• Data entries
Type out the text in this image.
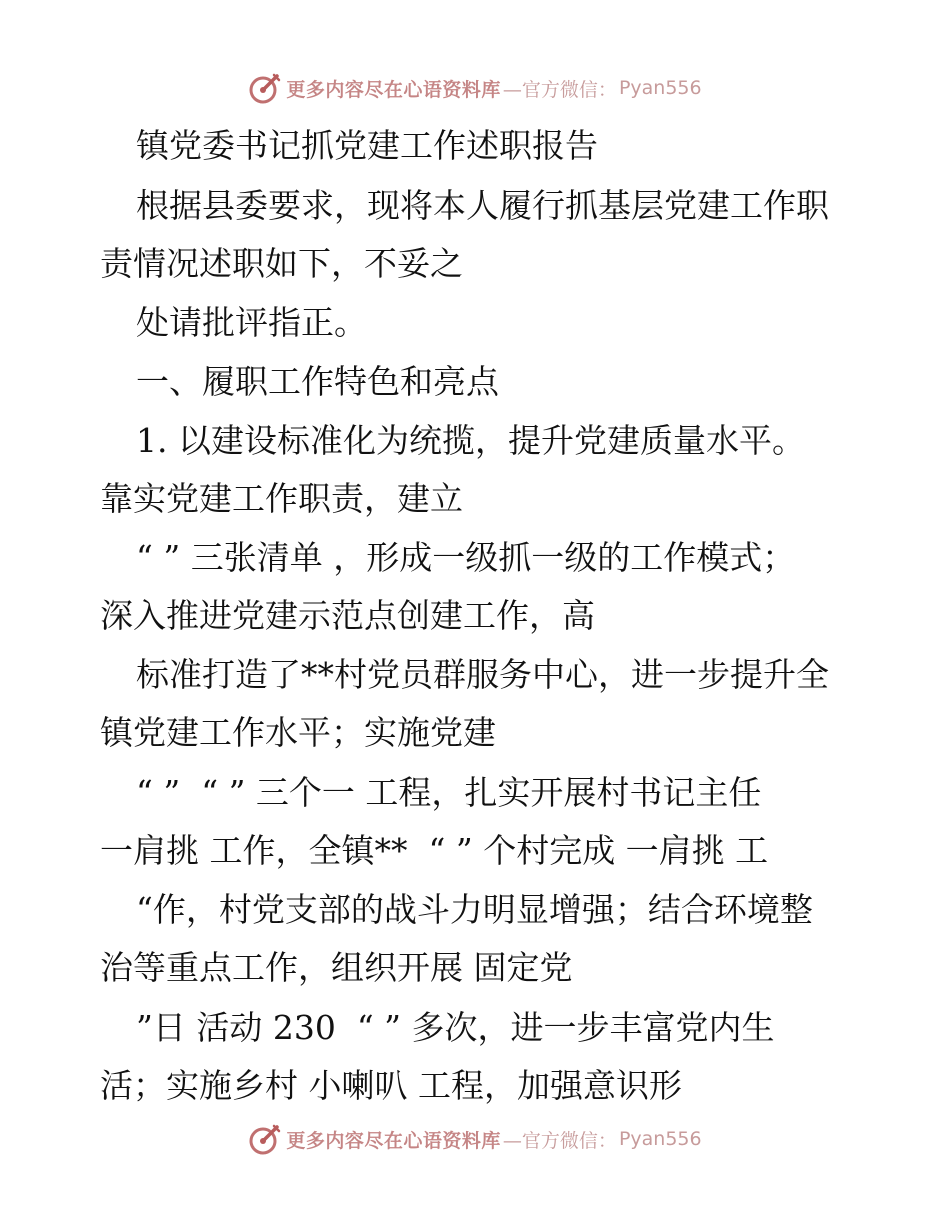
更多内容尽在心语资料库 —官方微信： Pyan556
镇党委书记抓党建工作述职报告
根据县委要求，现将本人履行抓基层党建工作职
责情况述职如下，不妥之
处请批评指正。
一、履职工作特色和亮点
1. 以建设标准化为统揽，提升党建质量水平。
靠实党建工作职责，建立
“ ” 三张清单 ，形成一级抓一级的工作模式；
深入推进党建示范点创建工作，高
标准打造了**村党员群服务中心，进一步提升全
镇党建工作水平；实施党建
“ ”  “ ” 三个一 工程，扎实开展村书记主任
一肩挑 工作，全镇**  “ ” 个村完成 一肩挑 工
“作，村党支部的战斗力明显增强；结合环境整
治等重点工作，组织开展 固定党
”日 活动 230  “ ” 多次，进一步丰富党内生
活；实施乡村 小喇叭 工程，加强意识形
更多内容尽在心语资料库 —官方微信： Pyan556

• THE PROBLEM
Print every entry exactly as written, without the pictures.

• WRITTEN REPLY
Type out the text in this image.
更多内容尽在心语资料库 —官方微信： Pyan556
镇党委书记抓党建工作述职报告
根据县委要求，现将本人履行抓基层党建工作职
责情况述职如下，不妥之
处请批评指正。
一、履职工作特色和亮点
1. 以建设标准化为统揽，提升党建质量水平。
靠实党建工作职责，建立
“ ” 三张清单 ，形成一级抓一级的工作模式；
深入推进党建示范点创建工作，高
标准打造了**村党员群服务中心，进一步提升全
镇党建工作水平；实施党建
“ ”  “ ” 三个一 工程，扎实开展村书记主任
一肩挑 工作，全镇**  “ ” 个村完成 一肩挑 工
“作，村党支部的战斗力明显增强；结合环境整
治等重点工作，组织开展 固定党
”日 活动 230  “ ” 多次，进一步丰富党内生
活；实施乡村 小喇叭 工程，加强意识形
更多内容尽在心语资料库 —官方微信： Pyan556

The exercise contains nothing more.